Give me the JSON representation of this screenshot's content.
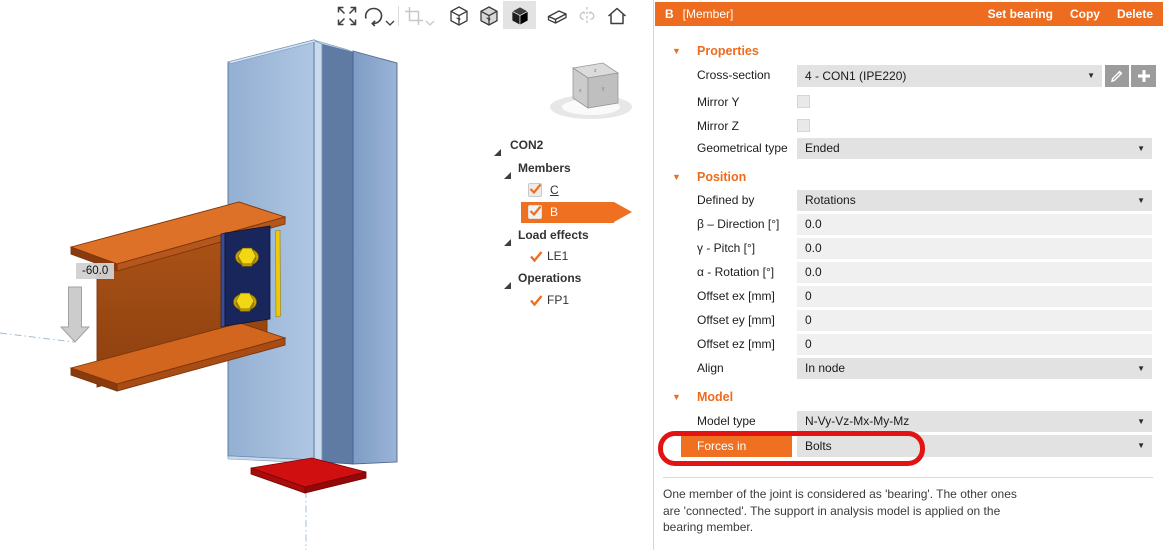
{
  "accent": "#ED6C1F",
  "toolbar": {
    "buttons": [
      {
        "name": "fit-view",
        "state": "enabled"
      },
      {
        "name": "orbit-rotate",
        "state": "enabled",
        "has_dropdown": true
      },
      {
        "name": "section-crop",
        "state": "disabled",
        "has_dropdown": true
      },
      {
        "name": "wireframe-view",
        "state": "enabled"
      },
      {
        "name": "transparent-view",
        "state": "enabled"
      },
      {
        "name": "solid-view",
        "state": "selected"
      },
      {
        "name": "cut-wedge-view",
        "state": "enabled"
      },
      {
        "name": "mirror-view",
        "state": "disabled"
      },
      {
        "name": "home-view",
        "state": "enabled"
      }
    ]
  },
  "viewport": {
    "load_label": "-60.0",
    "members": [
      "column (bearing, blue)",
      "beam B (orange)",
      "fin plate with 2 bolts",
      "red base plate support"
    ]
  },
  "tree": {
    "root": "CON2",
    "groups": [
      {
        "label": "Members",
        "items": [
          {
            "label": "C",
            "checked": true,
            "selected": false
          },
          {
            "label": "B",
            "checked": true,
            "selected": true
          }
        ]
      },
      {
        "label": "Load effects",
        "items": [
          {
            "label": "LE1",
            "checked": true
          }
        ]
      },
      {
        "label": "Operations",
        "items": [
          {
            "label": "FP1",
            "checked": true
          }
        ]
      }
    ]
  },
  "panel": {
    "header": {
      "title": "B",
      "subtitle": "[Member]",
      "actions": [
        "Set bearing",
        "Copy",
        "Delete"
      ]
    },
    "sections": [
      {
        "title": "Properties"
      },
      {
        "title": "Position"
      },
      {
        "title": "Model"
      }
    ],
    "fields": {
      "cross_section": {
        "label": "Cross-section",
        "value": "4 - CON1 (IPE220)"
      },
      "mirror_y": {
        "label": "Mirror Y",
        "checked": false
      },
      "mirror_z": {
        "label": "Mirror Z",
        "checked": false
      },
      "geometrical_type": {
        "label": "Geometrical type",
        "value": "Ended"
      },
      "defined_by": {
        "label": "Defined by",
        "value": "Rotations"
      },
      "beta": {
        "label": "β – Direction [°]",
        "value": "0.0"
      },
      "gamma": {
        "label": "γ - Pitch [°]",
        "value": "0.0"
      },
      "alpha": {
        "label": "α - Rotation [°]",
        "value": "0.0"
      },
      "offset_ex": {
        "label": "Offset ex [mm]",
        "value": "0"
      },
      "offset_ey": {
        "label": "Offset ey [mm]",
        "value": "0"
      },
      "offset_ez": {
        "label": "Offset ez [mm]",
        "value": "0"
      },
      "align": {
        "label": "Align",
        "value": "In node"
      },
      "model_type": {
        "label": "Model type",
        "value": "N-Vy-Vz-Mx-My-Mz"
      },
      "forces_in": {
        "label": "Forces in",
        "value": "Bolts",
        "highlighted": true
      }
    },
    "help_text": "One member of the joint is considered as 'bearing'. The other ones are 'connected'. The support in analysis model is applied on the bearing member."
  }
}
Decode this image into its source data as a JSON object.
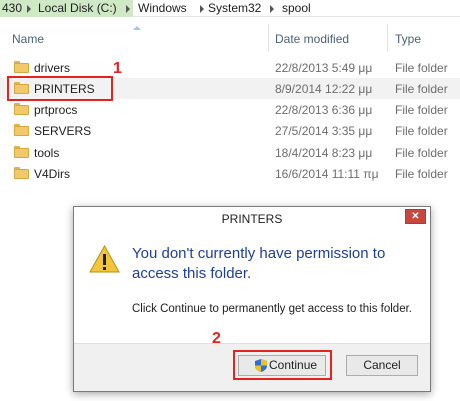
{
  "address_bar": {
    "crumbs": [
      "430",
      "Local Disk (C:)",
      "Windows",
      "System32",
      "spool"
    ]
  },
  "columns": {
    "name": "Name",
    "date_modified": "Date modified",
    "type": "Type"
  },
  "files": [
    {
      "name": "drivers",
      "date": "22/8/2013 5:49 μμ",
      "type": "File folder",
      "icon": "folder-icon"
    },
    {
      "name": "PRINTERS",
      "date": "8/9/2014 12:22 μμ",
      "type": "File folder",
      "icon": "folder-icon"
    },
    {
      "name": "prtprocs",
      "date": "22/8/2013 6:36 μμ",
      "type": "File folder",
      "icon": "folder-icon"
    },
    {
      "name": "SERVERS",
      "date": "27/5/2014 3:35 μμ",
      "type": "File folder",
      "icon": "folder-icon"
    },
    {
      "name": "tools",
      "date": "18/4/2014 8:23 μμ",
      "type": "File folder",
      "icon": "folder-icon"
    },
    {
      "name": "V4Dirs",
      "date": "16/6/2014 11:11 πμ",
      "type": "File folder",
      "icon": "folder-icon"
    }
  ],
  "annotations": {
    "marker1": "1",
    "marker2": "2",
    "color": "#e3231f"
  },
  "dialog": {
    "title": "PRINTERS",
    "close_label": "✕",
    "main_text": "You don't currently have permission to access this folder.",
    "sub_text": "Click Continue to permanently get access to this folder.",
    "continue_label": "Continue",
    "cancel_label": "Cancel",
    "icons": [
      "warning-icon",
      "uac-shield-icon",
      "close-icon"
    ]
  },
  "colors": {
    "address_highlight": "#cfe8c5",
    "header_text": "#4c607a",
    "dialog_main_text": "#1c3f9b",
    "close_button": "#c7463f"
  }
}
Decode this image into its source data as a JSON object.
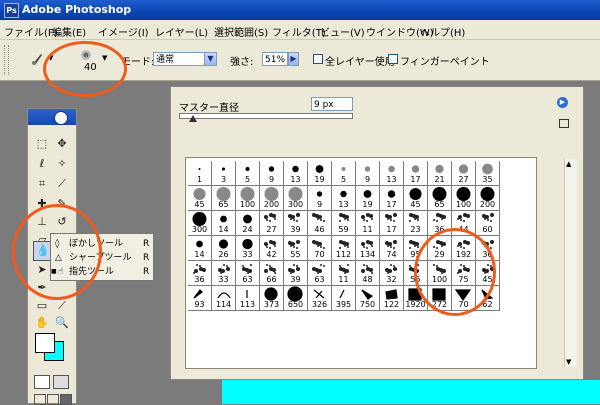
{
  "window": {
    "title": "Adobe Photoshop"
  },
  "menu": [
    "ファイル(F)",
    "編集(E)",
    "イメージ(I)",
    "レイヤー(L)",
    "選択範囲(S)",
    "フィルタ(T)",
    "ビュー(V)",
    "ウインドウ(W)",
    "ヘルプ(H)"
  ],
  "options": {
    "brush_size": "40",
    "mode_label": "モード:",
    "mode_value": "通常",
    "strength_label": "強さ:",
    "strength_value": "51%",
    "all_layers_label": "全レイヤー使用",
    "finger_paint_label": "フィンガーペイント"
  },
  "flyout": {
    "items": [
      {
        "label": "ぼかしツール",
        "shortcut": "R"
      },
      {
        "label": "シャープツール",
        "shortcut": "R"
      },
      {
        "label": "指先ツール",
        "shortcut": "R"
      }
    ]
  },
  "brush_panel": {
    "master_label": "マスター直径",
    "master_value": "9 px",
    "brushes": [
      "1",
      "3",
      "5",
      "9",
      "13",
      "19",
      "5",
      "9",
      "13",
      "17",
      "21",
      "27",
      "35",
      "45",
      "65",
      "100",
      "200",
      "300",
      "9",
      "13",
      "19",
      "17",
      "45",
      "65",
      "100",
      "200",
      "300",
      "14",
      "24",
      "27",
      "39",
      "46",
      "59",
      "11",
      "17",
      "23",
      "36",
      "44",
      "60",
      "14",
      "26",
      "33",
      "42",
      "55",
      "70",
      "112",
      "134",
      "74",
      "95",
      "29",
      "192",
      "36",
      "36",
      "33",
      "63",
      "66",
      "39",
      "63",
      "11",
      "48",
      "32",
      "55",
      "100",
      "75",
      "45",
      "93",
      "114",
      "113",
      "373",
      "650",
      "326",
      "395",
      "750",
      "122",
      "1920",
      "272",
      "70",
      "62"
    ]
  }
}
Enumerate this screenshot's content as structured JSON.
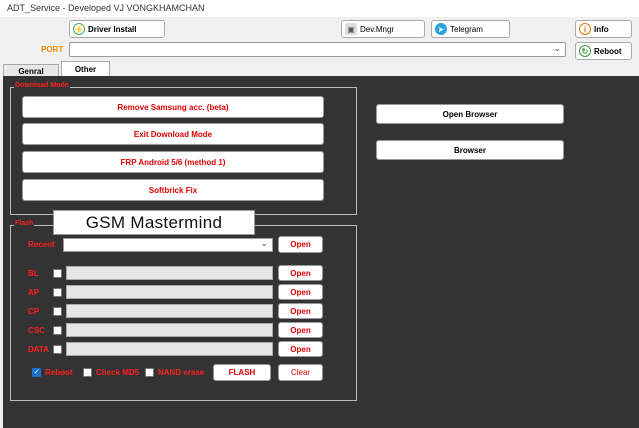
{
  "window": {
    "title": "ADT_Service - Developed VJ VONGKHAMCHAN"
  },
  "toolbar": {
    "driver_install": "Driver Install",
    "dev_mngr": "Dev.Mngr",
    "telegram": "Telegram",
    "info": "Info",
    "reboot": "Reboot"
  },
  "port": {
    "label": "PORT",
    "value": ""
  },
  "tabs": [
    {
      "label": "Genral"
    },
    {
      "label": "Other"
    }
  ],
  "download_mode": {
    "title": "Download Mode",
    "buttons": [
      "Remove Samsung acc. (beta)",
      "Exit Download Mode",
      "FRP Android 5/6 (method 1)",
      "Softbrick Fix"
    ]
  },
  "side_buttons": {
    "open_browser": "Open Browser",
    "browser": "Browser"
  },
  "flash": {
    "title": "Flash",
    "recent_label": "Recent",
    "open_label": "Open",
    "rows": [
      {
        "label": "BL"
      },
      {
        "label": "AP"
      },
      {
        "label": "CP"
      },
      {
        "label": "CSC"
      },
      {
        "label": "DATA"
      }
    ],
    "options": {
      "reboot": "Reboot",
      "check_md5": "Check MD5",
      "nand_erase": "NAND erase"
    },
    "flash_button": "FLASH",
    "clear_button": "Clear"
  },
  "watermark": "GSM Mastermind",
  "colors": {
    "panel": "#333333",
    "accent_red": "#e00000",
    "port_label": "#f08a00"
  },
  "icons": {
    "driver": "lightning-icon",
    "devmngr": "device-manager-icon",
    "telegram": "telegram-icon",
    "info": "info-icon",
    "reboot": "reboot-icon"
  }
}
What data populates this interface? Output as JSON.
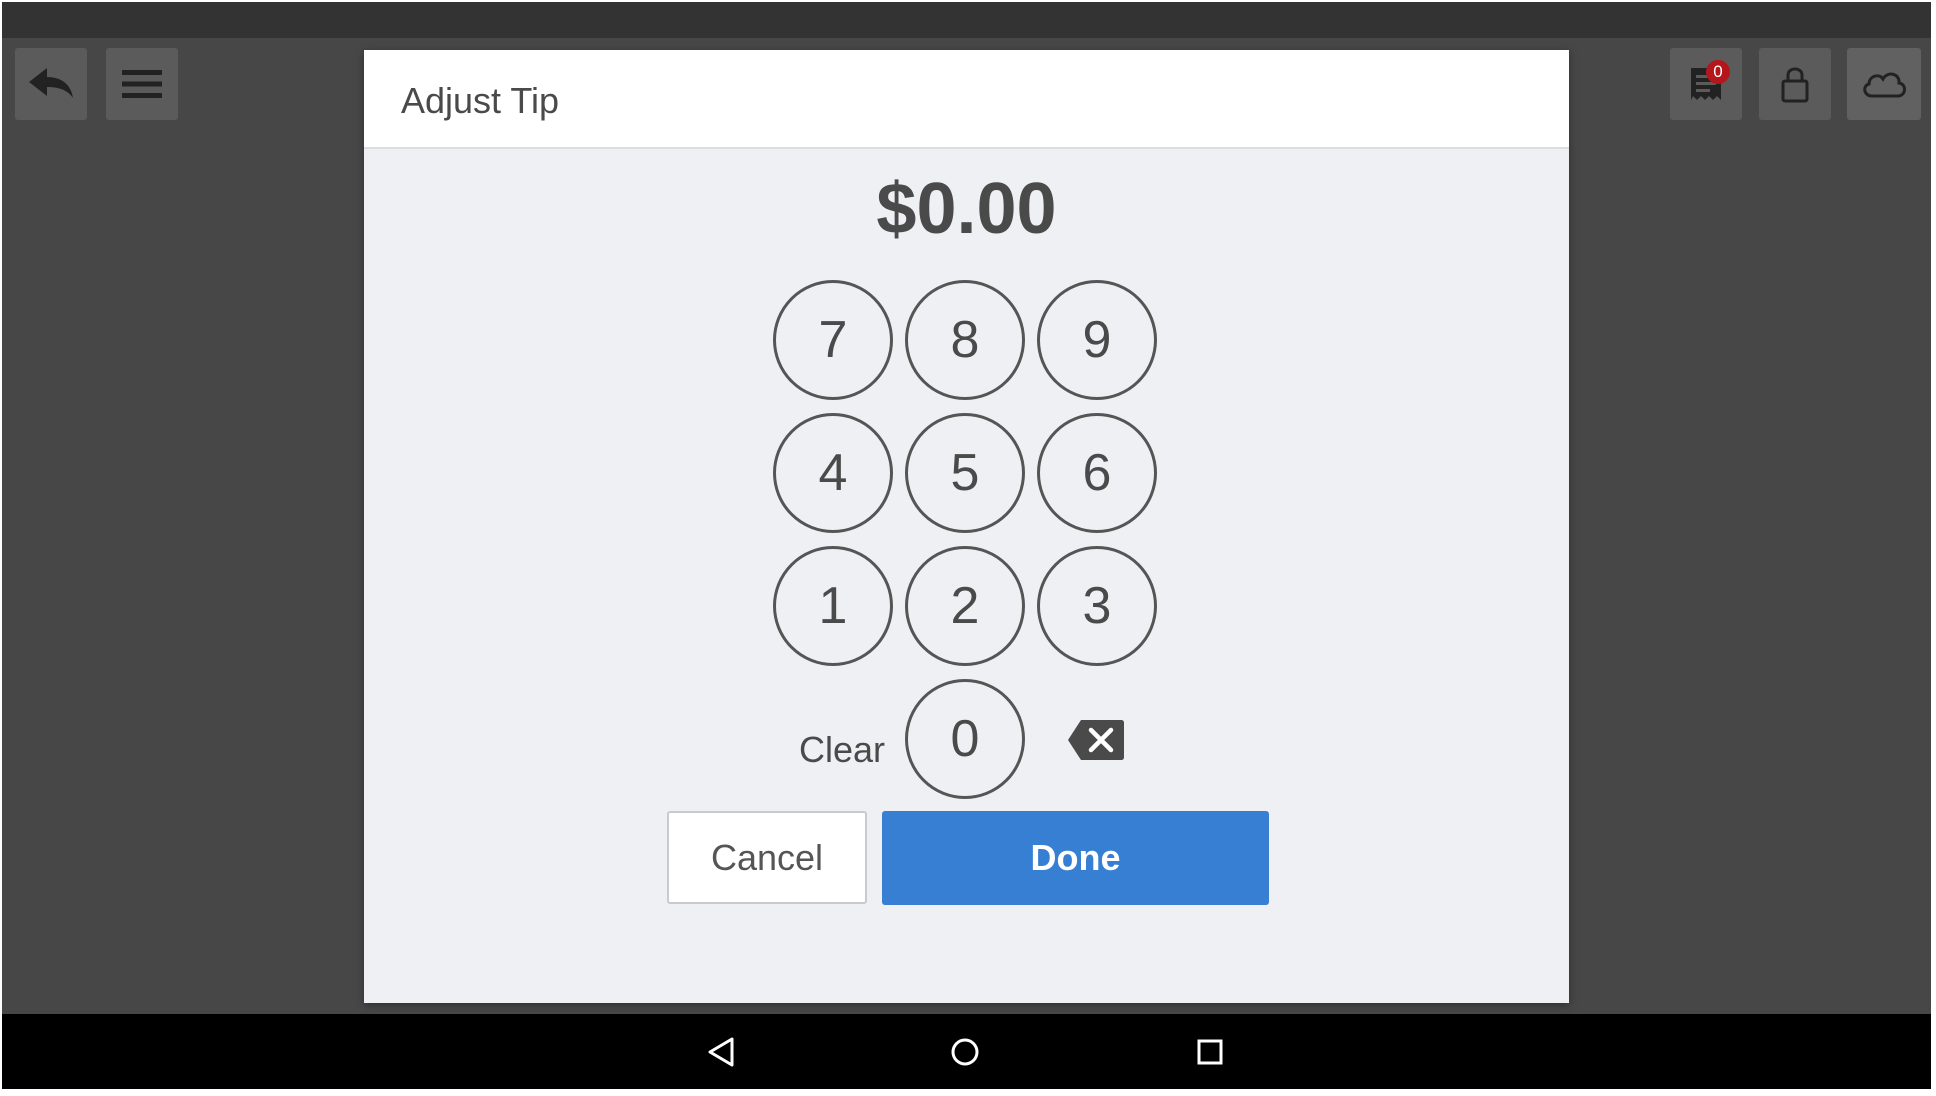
________________________________________
» **AIM OF THE TASK**: Isolate the lines that hold the word "telegram" and copy all of them.

» **ANSWER TO THIS PROBLEM**:
    "telegram": "Telegram",
    "telegram": "telegram-icon",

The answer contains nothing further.